» **Task details**: The records below must be output exactly, with no images carried over.

[Input material]

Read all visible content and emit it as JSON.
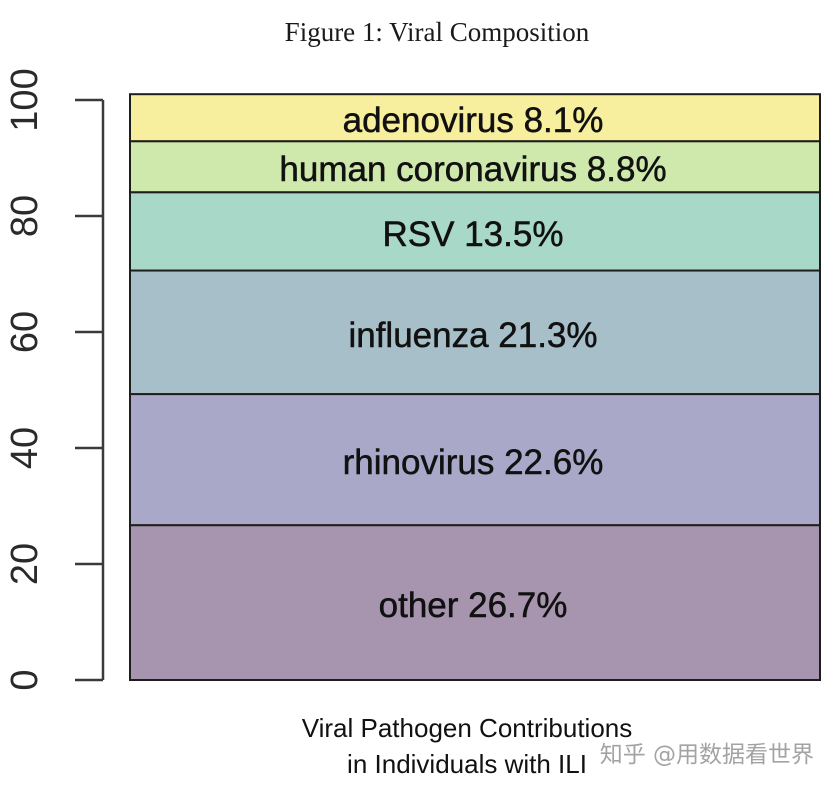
{
  "chart_data": {
    "type": "bar",
    "stacked": true,
    "title": "Figure 1: Viral Composition",
    "xlabel": [
      "Viral Pathogen Contributions",
      "in Individuals with ILI"
    ],
    "ylim": [
      0,
      100
    ],
    "yticks": [
      0,
      20,
      40,
      60,
      80,
      100
    ],
    "grid": false,
    "unit": "%",
    "series": [
      {
        "name": "other",
        "value": 26.7,
        "color": "#a794ae"
      },
      {
        "name": "rhinovirus",
        "value": 22.6,
        "color": "#a9a8c8"
      },
      {
        "name": "influenza",
        "value": 21.3,
        "color": "#a6bfc9"
      },
      {
        "name": "RSV",
        "value": 13.5,
        "color": "#a8d8c8"
      },
      {
        "name": "human coronavirus",
        "value": 8.8,
        "color": "#cfe8ab"
      },
      {
        "name": "adenovirus",
        "value": 8.1,
        "color": "#f7ee9e"
      }
    ]
  },
  "watermark": "知乎 @用数据看世界"
}
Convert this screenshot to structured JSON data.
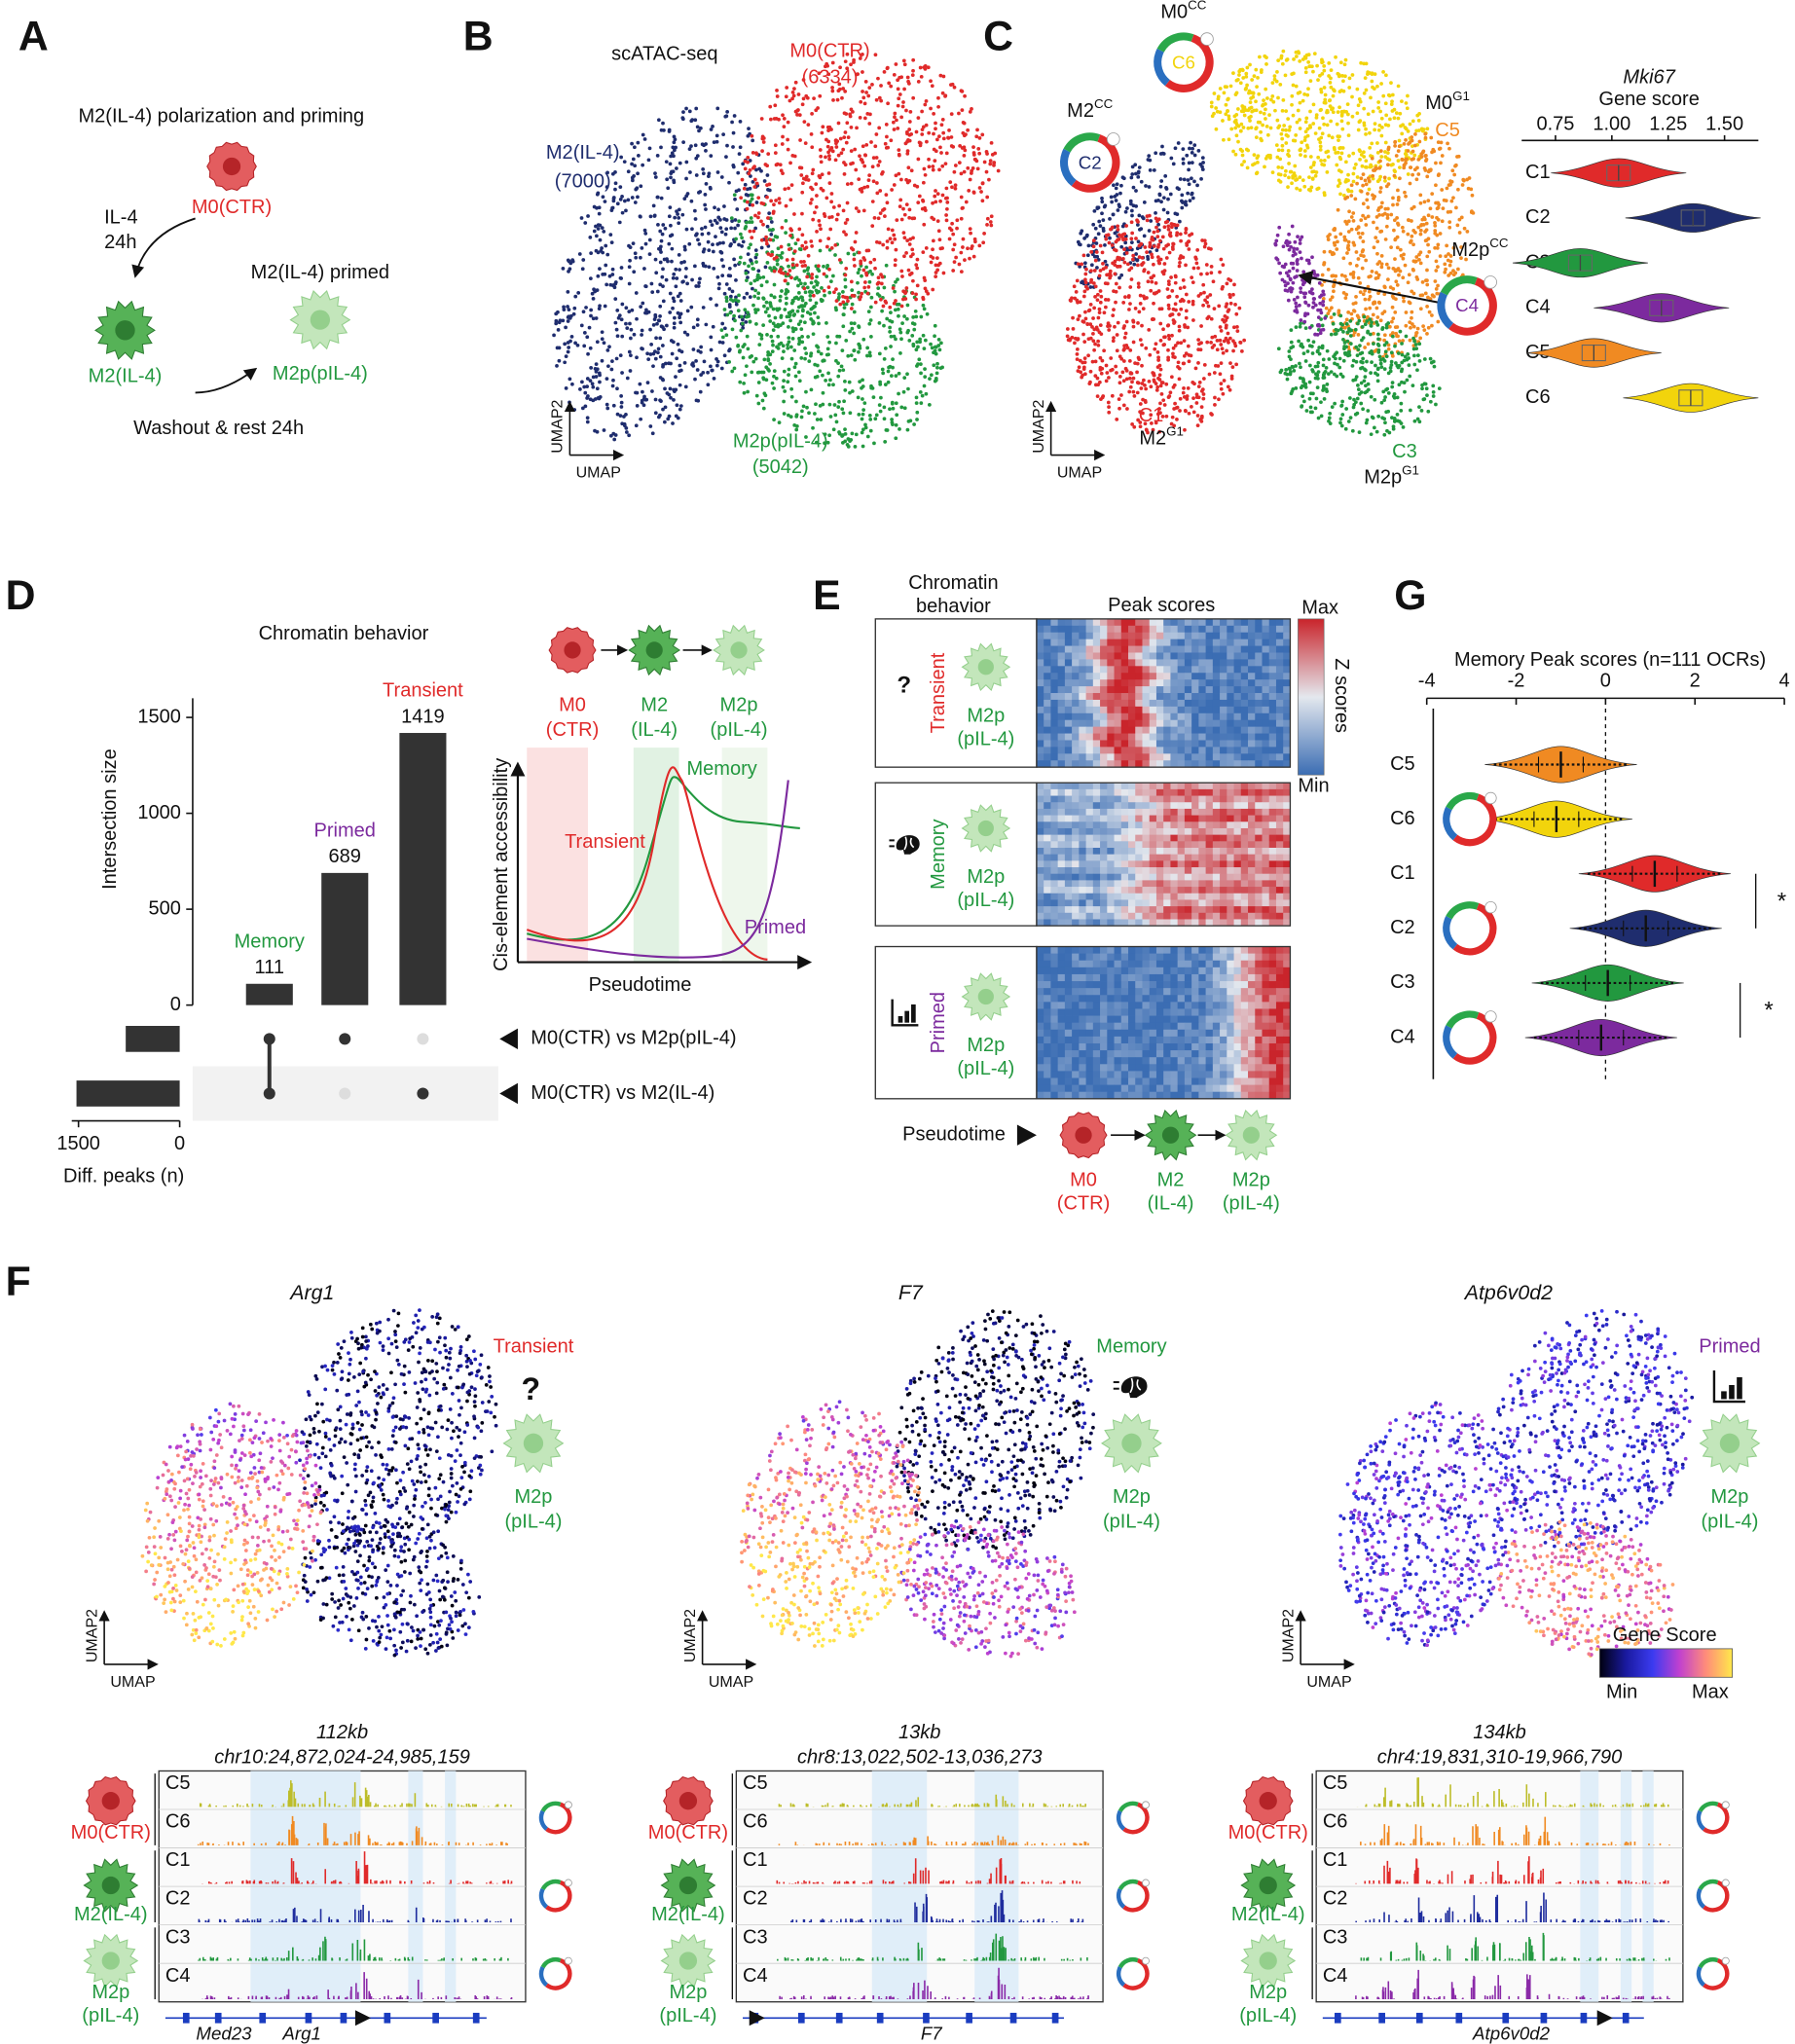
{
  "panels": {
    "A": {
      "letter": "A",
      "title": "M2(IL-4) polarization and priming",
      "m0": "M0(CTR)",
      "treatment": "IL-4",
      "duration": "24h",
      "primed_title": "M2(IL-4) primed",
      "m2": "M2(IL-4)",
      "m2p": "M2p(pIL-4)",
      "washout": "Washout & rest 24h"
    },
    "B": {
      "letter": "B",
      "title": "scATAC-seq",
      "x_label": "UMAP",
      "y_label": "UMAP2",
      "groups": [
        {
          "name": "M2(IL-4)",
          "count": "(7000)",
          "color": "#1f2d6e"
        },
        {
          "name": "M0(CTR)",
          "count": "(6334)",
          "color": "#e02a2a"
        },
        {
          "name": "M2p(pIL-4)",
          "count": "(5042)",
          "color": "#22983f"
        }
      ]
    },
    "C": {
      "letter": "C",
      "x_label": "UMAP",
      "y_label": "UMAP2",
      "states": [
        {
          "base": "M0",
          "sup": "CC",
          "cluster": "C6",
          "color": "#f2d40c"
        },
        {
          "base": "M2",
          "sup": "CC",
          "cluster": "C2",
          "color": "#1f2d6e"
        },
        {
          "base": "M2p",
          "sup": "CC",
          "cluster": "C4",
          "color": "#7c2a9e"
        },
        {
          "base": "M0",
          "sup": "G1",
          "cluster": "C5",
          "color": "#f08a22"
        },
        {
          "base": "M2",
          "sup": "G1",
          "cluster": "C1",
          "color": "#e02a2a"
        },
        {
          "base": "M2p",
          "sup": "G1",
          "cluster": "C3",
          "color": "#22983f"
        }
      ],
      "violin": {
        "gene": "Mki67",
        "title": "Gene score",
        "xlim": [
          0.6,
          1.65
        ],
        "xticks": [
          {
            "value": 0.75,
            "label": "0.75"
          },
          {
            "value": 1.0,
            "label": "1.00"
          },
          {
            "value": 1.25,
            "label": "1.25"
          },
          {
            "value": 1.5,
            "label": "1.50"
          }
        ],
        "categories": [
          "C1",
          "C2",
          "C3",
          "C4",
          "C5",
          "C6"
        ],
        "colors": [
          "#e02a2a",
          "#1f2d6e",
          "#22983f",
          "#7c2a9e",
          "#f08a22",
          "#f2d40c"
        ],
        "medians": [
          1.03,
          1.36,
          0.86,
          1.22,
          0.92,
          1.35
        ]
      }
    },
    "D": {
      "letter": "D",
      "title": "Chromatin behavior",
      "y_label": "Intersection size",
      "categories": [
        "Memory",
        "Primed",
        "Transient"
      ],
      "colors": [
        "#22983f",
        "#7c2a9e",
        "#e02a2a"
      ],
      "values": [
        111,
        689,
        1419
      ],
      "ylim": [
        0,
        1600
      ],
      "yticks": [
        0,
        500,
        1000,
        1500
      ],
      "sets": [
        "M0(CTR) vs M2p(pIL-4)",
        "M0(CTR) vs M2(IL-4)"
      ],
      "set_sizes": [
        800,
        1530
      ],
      "set_xlim": [
        0,
        1600
      ],
      "set_xticks": [
        1500,
        0
      ],
      "set_label": "Diff. peaks (n)",
      "membership": [
        [
          1,
          1
        ],
        [
          1,
          0
        ],
        [
          0,
          1
        ]
      ],
      "schematic": {
        "stages": [
          [
            "M0",
            "(CTR)"
          ],
          [
            "M2",
            "(IL-4)"
          ],
          [
            "M2p",
            "(pIL-4)"
          ]
        ],
        "stage_colors": [
          "#e02a2a",
          "#22983f",
          "#22983f"
        ],
        "y_label": "Cis-element accessibility",
        "x_label": "Pseudotime"
      }
    },
    "E": {
      "letter": "E",
      "header": [
        "Chromatin",
        "behavior"
      ],
      "title": "Peak scores",
      "scale_max": "Max",
      "scale_min": "Min",
      "scale_label": "Z scores",
      "rows": [
        {
          "symbol": "?",
          "behavior": "Transient",
          "color": "#e02a2a",
          "cell": [
            "M2p",
            "(pIL-4)"
          ]
        },
        {
          "behavior": "Memory",
          "color": "#22983f",
          "cell": [
            "M2p",
            "(pIL-4)"
          ]
        },
        {
          "behavior": "Primed",
          "color": "#7c2a9e",
          "cell": [
            "M2p",
            "(pIL-4)"
          ]
        }
      ],
      "pseudotime": "Pseudotime"
    },
    "G": {
      "letter": "G",
      "title": "Memory Peak scores (n=111 OCRs)",
      "xlim": [
        -4,
        4
      ],
      "xticks": [
        -4,
        -2,
        0,
        2,
        4
      ],
      "categories": [
        "C5",
        "C6",
        "C1",
        "C2",
        "C3",
        "C4"
      ],
      "colors": [
        "#f08a22",
        "#f2d40c",
        "#e02a2a",
        "#1f2d6e",
        "#22983f",
        "#7c2a9e"
      ],
      "medians": [
        -1.0,
        -1.1,
        1.1,
        0.9,
        0.05,
        -0.1
      ],
      "significance": [
        "*",
        "*"
      ]
    },
    "F": {
      "letter": "F",
      "x_label": "UMAP",
      "y_label": "UMAP2",
      "legend_title": "Gene Score",
      "legend_min": "Min",
      "legend_max": "Max",
      "cell_labels": [
        "M0(CTR)",
        "M2(IL-4)",
        "M2p",
        "(pIL-4)"
      ],
      "tracks": [
        "C5",
        "C6",
        "C1",
        "C2",
        "C3",
        "C4"
      ],
      "track_colors": [
        "#bdbd2a",
        "#f08a22",
        "#e02a2a",
        "#1f2d9e",
        "#22983f",
        "#8a2aa8"
      ],
      "genes": [
        {
          "gene": "Arg1",
          "behavior": "Transient",
          "color": "#e02a2a",
          "symbol": "?",
          "cell": [
            "M2p",
            "(pIL-4)"
          ],
          "span": "112kb",
          "locus": "chr10:24,872,024-24,985,159",
          "annotations": [
            "Med23",
            "Arg1"
          ]
        },
        {
          "gene": "F7",
          "behavior": "Memory",
          "color": "#22983f",
          "cell": [
            "M2p",
            "(pIL-4)"
          ],
          "span": "13kb",
          "locus": "chr8:13,022,502-13,036,273",
          "annotations": [
            "F7"
          ]
        },
        {
          "gene": "Atp6v0d2",
          "behavior": "Primed",
          "color": "#7c2a9e",
          "cell": [
            "M2p",
            "(pIL-4)"
          ],
          "span": "134kb",
          "locus": "chr4:19,831,310-19,966,790",
          "annotations": [
            "Atp6v0d2"
          ]
        }
      ]
    }
  }
}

[/Input material]

» **Result below**:
Read all visible content and emit it as JSON.
{
  "chart_data": {
    "type": "bar",
    "stacked": true,
    "title": "Figure 1: Viral Composition",
    "xlabel": [
      "Viral Pathogen Contributions",
      "in Individuals with ILI"
    ],
    "ylim": [
      0,
      100
    ],
    "yticks": [
      0,
      20,
      40,
      60,
      80,
      100
    ],
    "grid": false,
    "unit": "%",
    "series": [
      {
        "name": "other",
        "value": 26.7,
        "color": "#a794ae"
      },
      {
        "name": "rhinovirus",
        "value": 22.6,
        "color": "#a9a8c8"
      },
      {
        "name": "influenza",
        "value": 21.3,
        "color": "#a6bfc9"
      },
      {
        "name": "RSV",
        "value": 13.5,
        "color": "#a8d8c8"
      },
      {
        "name": "human coronavirus",
        "value": 8.8,
        "color": "#cfe8ab"
      },
      {
        "name": "adenovirus",
        "value": 8.1,
        "color": "#f7ee9e"
      }
    ]
  },
  "watermark": "知乎 @用数据看世界"
}
Convert this screenshot to structured JSON data.
{
  "panels": {
    "A": {
      "letter": "A",
      "title": "M2(IL-4) polarization and priming",
      "m0": "M0(CTR)",
      "treatment": "IL-4",
      "duration": "24h",
      "primed_title": "M2(IL-4) primed",
      "m2": "M2(IL-4)",
      "m2p": "M2p(pIL-4)",
      "washout": "Washout & rest 24h"
    },
    "B": {
      "letter": "B",
      "title": "scATAC-seq",
      "x_label": "UMAP",
      "y_label": "UMAP2",
      "groups": [
        {
          "name": "M2(IL-4)",
          "count": "(7000)",
          "color": "#1f2d6e"
        },
        {
          "name": "M0(CTR)",
          "count": "(6334)",
          "color": "#e02a2a"
        },
        {
          "name": "M2p(pIL-4)",
          "count": "(5042)",
          "color": "#22983f"
        }
      ]
    },
    "C": {
      "letter": "C",
      "x_label": "UMAP",
      "y_label": "UMAP2",
      "states": [
        {
          "base": "M0",
          "sup": "CC",
          "cluster": "C6",
          "color": "#f2d40c"
        },
        {
          "base": "M2",
          "sup": "CC",
          "cluster": "C2",
          "color": "#1f2d6e"
        },
        {
          "base": "M2p",
          "sup": "CC",
          "cluster": "C4",
          "color": "#7c2a9e"
        },
        {
          "base": "M0",
          "sup": "G1",
          "cluster": "C5",
          "color": "#f08a22"
        },
        {
          "base": "M2",
          "sup": "G1",
          "cluster": "C1",
          "color": "#e02a2a"
        },
        {
          "base": "M2p",
          "sup": "G1",
          "cluster": "C3",
          "color": "#22983f"
        }
      ],
      "violin": {
        "gene": "Mki67",
        "title": "Gene score",
        "xlim": [
          0.6,
          1.65
        ],
        "xticks": [
          {
            "value": 0.75,
            "label": "0.75"
          },
          {
            "value": 1.0,
            "label": "1.00"
          },
          {
            "value": 1.25,
            "label": "1.25"
          },
          {
            "value": 1.5,
            "label": "1.50"
          }
        ],
        "categories": [
          "C1",
          "C2",
          "C3",
          "C4",
          "C5",
          "C6"
        ],
        "colors": [
          "#e02a2a",
          "#1f2d6e",
          "#22983f",
          "#7c2a9e",
          "#f08a22",
          "#f2d40c"
        ],
        "medians": [
          1.03,
          1.36,
          0.86,
          1.22,
          0.92,
          1.35
        ]
      }
    },
    "D": {
      "letter": "D",
      "title": "Chromatin behavior",
      "y_label": "Intersection size",
      "categories": [
        "Memory",
        "Primed",
        "Transient"
      ],
      "colors": [
        "#22983f",
        "#7c2a9e",
        "#e02a2a"
      ],
      "values": [
        111,
        689,
        1419
      ],
      "ylim": [
        0,
        1600
      ],
      "yticks": [
        0,
        500,
        1000,
        1500
      ],
      "sets": [
        "M0(CTR) vs M2p(pIL-4)",
        "M0(CTR) vs M2(IL-4)"
      ],
      "set_sizes": [
        800,
        1530
      ],
      "set_xlim": [
        0,
        1600
      ],
      "set_xticks": [
        1500,
        0
      ],
      "set_label": "Diff. peaks (n)",
      "membership": [
        [
          1,
          1
        ],
        [
          1,
          0
        ],
        [
          0,
          1
        ]
      ],
      "schematic": {
        "stages": [
          [
            "M0",
            "(CTR)"
          ],
          [
            "M2",
            "(IL-4)"
          ],
          [
            "M2p",
            "(pIL-4)"
          ]
        ],
        "stage_colors": [
          "#e02a2a",
          "#22983f",
          "#22983f"
        ],
        "y_label": "Cis-element accessibility",
        "x_label": "Pseudotime"
      }
    },
    "E": {
      "letter": "E",
      "header": [
        "Chromatin",
        "behavior"
      ],
      "title": "Peak scores",
      "scale_max": "Max",
      "scale_min": "Min",
      "scale_label": "Z scores",
      "rows": [
        {
          "symbol": "?",
          "behavior": "Transient",
          "color": "#e02a2a",
          "cell": [
            "M2p",
            "(pIL-4)"
          ]
        },
        {
          "behavior": "Memory",
          "color": "#22983f",
          "cell": [
            "M2p",
            "(pIL-4)"
          ]
        },
        {
          "behavior": "Primed",
          "color": "#7c2a9e",
          "cell": [
            "M2p",
            "(pIL-4)"
          ]
        }
      ],
      "pseudotime": "Pseudotime"
    },
    "G": {
      "letter": "G",
      "title": "Memory Peak scores (n=111 OCRs)",
      "xlim": [
        -4,
        4
      ],
      "xticks": [
        -4,
        -2,
        0,
        2,
        4
      ],
      "categories": [
        "C5",
        "C6",
        "C1",
        "C2",
        "C3",
        "C4"
      ],
      "colors": [
        "#f08a22",
        "#f2d40c",
        "#e02a2a",
        "#1f2d6e",
        "#22983f",
        "#7c2a9e"
      ],
      "medians": [
        -1.0,
        -1.1,
        1.1,
        0.9,
        0.05,
        -0.1
      ],
      "significance": [
        "*",
        "*"
      ]
    },
    "F": {
      "letter": "F",
      "x_label": "UMAP",
      "y_label": "UMAP2",
      "legend_title": "Gene Score",
      "legend_min": "Min",
      "legend_max": "Max",
      "cell_labels": [
        "M0(CTR)",
        "M2(IL-4)",
        "M2p",
        "(pIL-4)"
      ],
      "tracks": [
        "C5",
        "C6",
        "C1",
        "C2",
        "C3",
        "C4"
      ],
      "track_colors": [
        "#bdbd2a",
        "#f08a22",
        "#e02a2a",
        "#1f2d9e",
        "#22983f",
        "#8a2aa8"
      ],
      "genes": [
        {
          "gene": "Arg1",
          "behavior": "Transient",
          "color": "#e02a2a",
          "symbol": "?",
          "cell": [
            "M2p",
            "(pIL-4)"
          ],
          "span": "112kb",
          "locus": "chr10:24,872,024-24,985,159",
          "annotations": [
            "Med23",
            "Arg1"
          ]
        },
        {
          "gene": "F7",
          "behavior": "Memory",
          "color": "#22983f",
          "cell": [
            "M2p",
            "(pIL-4)"
          ],
          "span": "13kb",
          "locus": "chr8:13,022,502-13,036,273",
          "annotations": [
            "F7"
          ]
        },
        {
          "gene": "Atp6v0d2",
          "behavior": "Primed",
          "color": "#7c2a9e",
          "cell": [
            "M2p",
            "(pIL-4)"
          ],
          "span": "134kb",
          "locus": "chr4:19,831,310-19,966,790",
          "annotations": [
            "Atp6v0d2"
          ]
        }
      ]
    }
  }
}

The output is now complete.